[Collected data entries]:
______

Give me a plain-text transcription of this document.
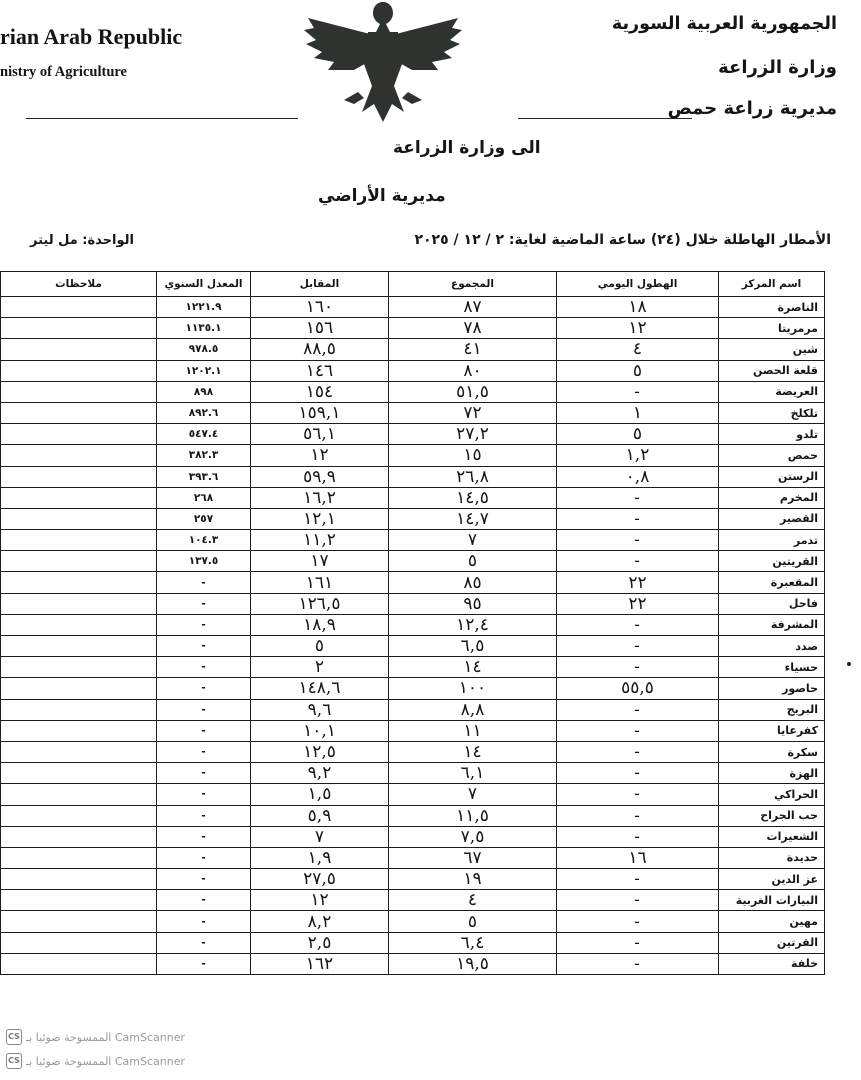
rian Arab Republic
nistry of Agriculture
الجمهورية العربية السورية
وزارة الزراعة
مديرية زراعة حمص
الى وزارة الزراعة
مديرية الأراضي
الأمطار الهاطلة خلال (٢٤) ساعة الماضية لغاية: ٢ / ١٢ / ٢٠٢٥
الواحدة: مل ليتر
ملاحظات	المعدل السنوي	المقابل	المجموع	الهطول اليومي	اسم المركز
	١٢٢١.٩	١٦٠	٨٧	١٨	الناصرة
	١١٣٥.١	١٥٦	٧٨	١٢	مرمريتا
	٩٧٨.٥	٨٨,٥	٤١	٤	شين
	١٢٠٢.١	١٤٦	٨٠	٥	قلعة الحصن
	٨٩٨	١٥٤	٥١,٥	-	العريضة
	٨٩٢.٦	١٥٩,١	٧٢	١	تلكلخ
	٥٤٧.٤	٥٦,١	٢٧,٢	٥	تلدو
	٣٨٢.٣	١٢	١٥	١,٢	حمص
	٣٩٣.٦	٥٩,٩	٢٦,٨	٠,٨	الرستن
	٢٦٨	١٦,٢	١٤,٥	-	المخرم
	٢٥٧	١٢,١	١٤,٧	-	القصير
	١٠٤.٣	١١,٢	٧	-	تدمر
	١٣٧.٥	١٧	٥	-	القريتين
	-	١٦١	٨٥	٢٢	المقعبرة
	-	١٢٦,٥	٩٥	٢٢	فاحل
	-	١٨,٩	١٢,٤	-	المشرفة
	-	٥	٦,٥	-	صدد
	-	٢	١٤	-	حسياء
	-	١٤٨,٦	١٠٠	٥٥,٥	حاصور
	-	٩,٦	٨,٨	-	البريج
	-	١٠,١	١١	-	كفرعايا
	-	١٢,٥	١٤	-	سكرة
	-	٩,٢	٦,١	-	الهزة
	-	١,٥	٧	-	الحراكي
	-	٥,٩	١١,٥	-	جب الجراح
	-	٧	٧,٥	-	الشعيرات
	-	١,٩	٦٧	١٦	حديدة
	-	٢٧,٥	١٩	-	عز الدين
	-	١٢	٤	-	البيارات الغربية
	-	٨,٢	٥	-	مهين
	-	٢,٥	٦,٤	-	القرتين
	-	١٦٢	١٩,٥	-	خلفة
CS الممسوحة ضوئيا بـ CamScanner
CS الممسوحة ضوئيا بـ CamScanner
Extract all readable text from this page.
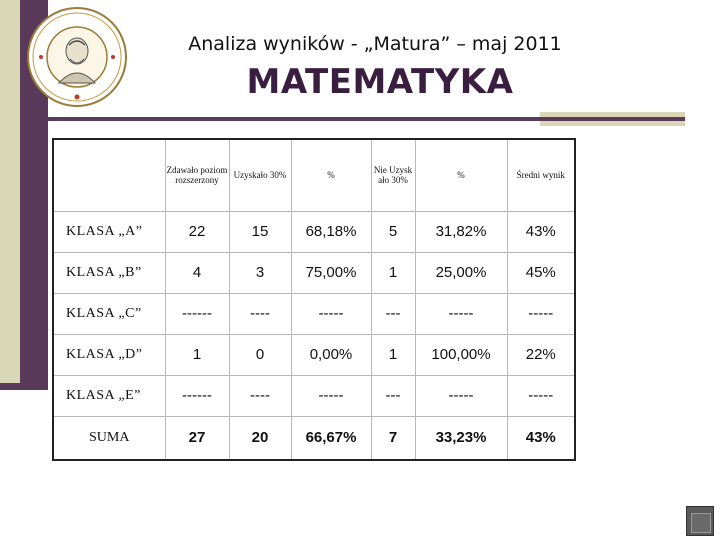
Analiza wyników - „Matura” – maj 2011
MATEMATYKA
	Zdawało poziom rozszerzony	Uzyskało 30%	%	Nie Uzysk ało 30%	%	Średni wynik
KLASA „A”	22	15	68,18%	5	31,82%	43%
KLASA „B”	4	3	75,00%	1	25,00%	45%
KLASA „C”	------	----	-----	---	-----	-----
KLASA „D”	1	0	0,00%	1	100,00%	22%
KLASA „E”	------	----	-----	---	-----	-----
SUMA	27	20	66,67%	7	33,23%	43%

______

[Task]: Every line of the data should be copied as it stands, without the images.

[Result of this task]:
Give me a plain-text transcription of this document.
rian Arab Republic
nistry of Agriculture
الجمهورية العربية السورية
وزارة الزراعة
مديرية زراعة حمص
الى وزارة الزراعة
مديرية الأراضي
الأمطار الهاطلة خلال (٢٤) ساعة الماضية لغاية: ٢ / ١٢ / ٢٠٢٥
الواحدة: مل ليتر
ملاحظات	المعدل السنوي	المقابل	المجموع	الهطول اليومي	اسم المركز
	١٢٢١.٩	١٦٠	٨٧	١٨	الناصرة
	١١٣٥.١	١٥٦	٧٨	١٢	مرمريتا
	٩٧٨.٥	٨٨,٥	٤١	٤	شين
	١٢٠٢.١	١٤٦	٨٠	٥	قلعة الحصن
	٨٩٨	١٥٤	٥١,٥	-	العريضة
	٨٩٢.٦	١٥٩,١	٧٢	١	تلكلخ
	٥٤٧.٤	٥٦,١	٢٧,٢	٥	تلدو
	٣٨٢.٣	١٢	١٥	١,٢	حمص
	٣٩٣.٦	٥٩,٩	٢٦,٨	٠,٨	الرستن
	٢٦٨	١٦,٢	١٤,٥	-	المخرم
	٢٥٧	١٢,١	١٤,٧	-	القصير
	١٠٤.٣	١١,٢	٧	-	تدمر
	١٣٧.٥	١٧	٥	-	القريتين
	-	١٦١	٨٥	٢٢	المقعبرة
	-	١٢٦,٥	٩٥	٢٢	فاحل
	-	١٨,٩	١٢,٤	-	المشرفة
	-	٥	٦,٥	-	صدد
	-	٢	١٤	-	حسياء
	-	١٤٨,٦	١٠٠	٥٥,٥	حاصور
	-	٩,٦	٨,٨	-	البريج
	-	١٠,١	١١	-	كفرعايا
	-	١٢,٥	١٤	-	سكرة
	-	٩,٢	٦,١	-	الهزة
	-	١,٥	٧	-	الحراكي
	-	٥,٩	١١,٥	-	جب الجراح
	-	٧	٧,٥	-	الشعيرات
	-	١,٩	٦٧	١٦	حديدة
	-	٢٧,٥	١٩	-	عز الدين
	-	١٢	٤	-	البيارات الغربية
	-	٨,٢	٥	-	مهين
	-	٢,٥	٦,٤	-	القرتين
	-	١٦٢	١٩,٥	-	خلفة
CS الممسوحة ضوئيا بـ CamScanner
CS الممسوحة ضوئيا بـ CamScanner
Extract all readable text from this page.
Analiza wyników - „Matura” – maj 2011
MATEMATYKA
	Zdawało poziom rozszerzony	Uzyskało 30%	%	Nie Uzysk ało 30%	%	Średni wynik
KLASA „A”	22	15	68,18%	5	31,82%	43%
KLASA „B”	4	3	75,00%	1	25,00%	45%
KLASA „C”	------	----	-----	---	-----	-----
KLASA „D”	1	0	0,00%	1	100,00%	22%
KLASA „E”	------	----	-----	---	-----	-----
SUMA	27	20	66,67%	7	33,23%	43%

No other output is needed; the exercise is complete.